> **Work instructions**
Copy the records below exactly, leaving out any pictures.

● ● ●

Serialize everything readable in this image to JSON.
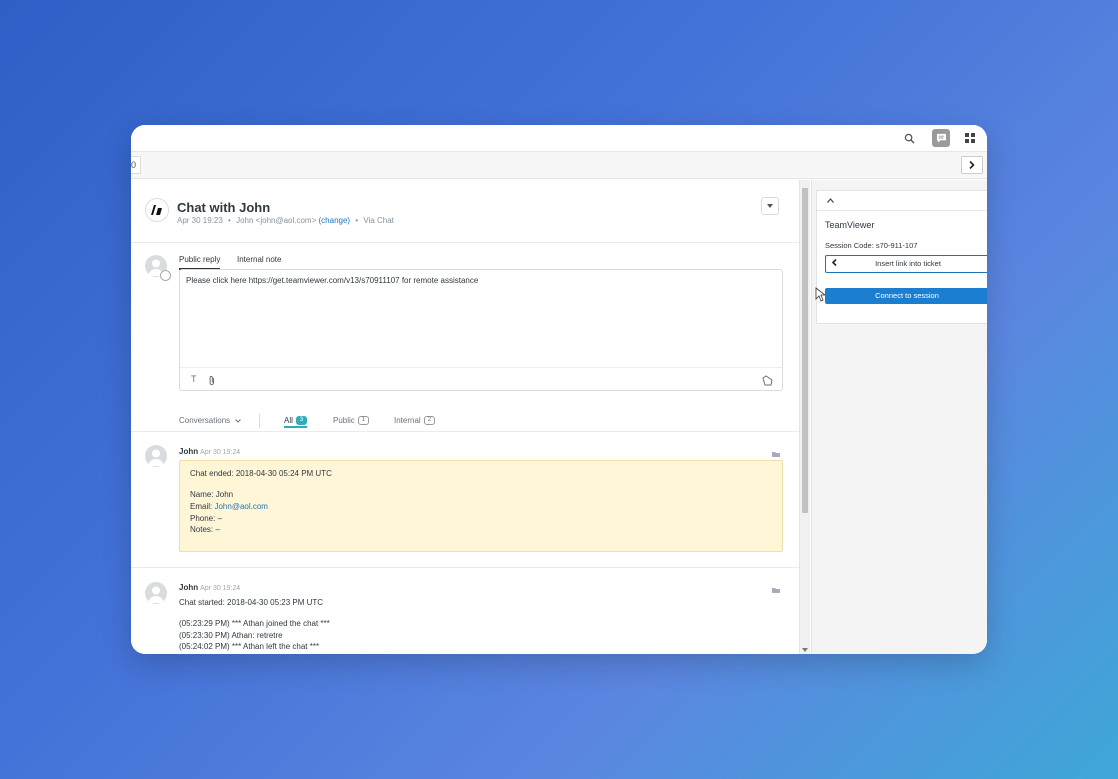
{
  "topbar": {
    "icons": [
      "search-icon",
      "chat-icon",
      "apps-grid-icon"
    ]
  },
  "tabbar": {
    "stub_label": "0"
  },
  "ticket": {
    "title": "Chat with John",
    "date": "Apr 30 19:23",
    "requester": "John <john@aol.com>",
    "change_link": "(change)",
    "channel": "Via Chat"
  },
  "composer": {
    "tabs": [
      "Public reply",
      "Internal note"
    ],
    "text": "Please click here https://get.teamviewer.com/v13/s70911107 for remote assistance"
  },
  "filters": {
    "conversations_label": "Conversations",
    "all_label": "All",
    "all_count": "3",
    "public_label": "Public",
    "public_count": "1",
    "internal_label": "Internal",
    "internal_count": "2"
  },
  "messages": [
    {
      "author": "John",
      "time": "Apr 30 19:24",
      "chat_ended": "Chat ended: 2018-04-30 05:24 PM UTC",
      "name_line": "Name: John",
      "email_label": "Email:",
      "email_value": "John@aol.com",
      "phone_line": "Phone: –",
      "notes_line": "Notes: –"
    },
    {
      "author": "John",
      "time": "Apr 30 19:24",
      "chat_started": "Chat started: 2018-04-30 05:23 PM UTC",
      "log": [
        "(05:23:29 PM) *** Athan joined the chat ***",
        "(05:23:30 PM) Athan: retretre",
        "(05:24:02 PM) *** Athan left the chat ***"
      ]
    }
  ],
  "app": {
    "title": "TeamViewer",
    "session_code": "Session Code: s70-911-107",
    "insert_label": "Insert link into ticket",
    "connect_label": "Connect to session"
  },
  "colors": {
    "accent": "#1a7fd0",
    "note_bg": "#fff6d8",
    "badge_active": "#30aabc"
  }
}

● ● ●

> **Answer to the problem**
Serialize everything readable in this image to JSON.
{
  "topbar": {
    "icons": [
      "search-icon",
      "chat-icon",
      "apps-grid-icon"
    ]
  },
  "tabbar": {
    "stub_label": "0"
  },
  "ticket": {
    "title": "Chat with John",
    "date": "Apr 30 19:23",
    "requester": "John <john@aol.com>",
    "change_link": "(change)",
    "channel": "Via Chat"
  },
  "composer": {
    "tabs": [
      "Public reply",
      "Internal note"
    ],
    "text": "Please click here https://get.teamviewer.com/v13/s70911107 for remote assistance"
  },
  "filters": {
    "conversations_label": "Conversations",
    "all_label": "All",
    "all_count": "3",
    "public_label": "Public",
    "public_count": "1",
    "internal_label": "Internal",
    "internal_count": "2"
  },
  "messages": [
    {
      "author": "John",
      "time": "Apr 30 19:24",
      "chat_ended": "Chat ended: 2018-04-30 05:24 PM UTC",
      "name_line": "Name: John",
      "email_label": "Email:",
      "email_value": "John@aol.com",
      "phone_line": "Phone: –",
      "notes_line": "Notes: –"
    },
    {
      "author": "John",
      "time": "Apr 30 19:24",
      "chat_started": "Chat started: 2018-04-30 05:23 PM UTC",
      "log": [
        "(05:23:29 PM) *** Athan joined the chat ***",
        "(05:23:30 PM) Athan: retretre",
        "(05:24:02 PM) *** Athan left the chat ***"
      ]
    }
  ],
  "app": {
    "title": "TeamViewer",
    "session_code": "Session Code: s70-911-107",
    "insert_label": "Insert link into ticket",
    "connect_label": "Connect to session"
  },
  "colors": {
    "accent": "#1a7fd0",
    "note_bg": "#fff6d8",
    "badge_active": "#30aabc"
  }
}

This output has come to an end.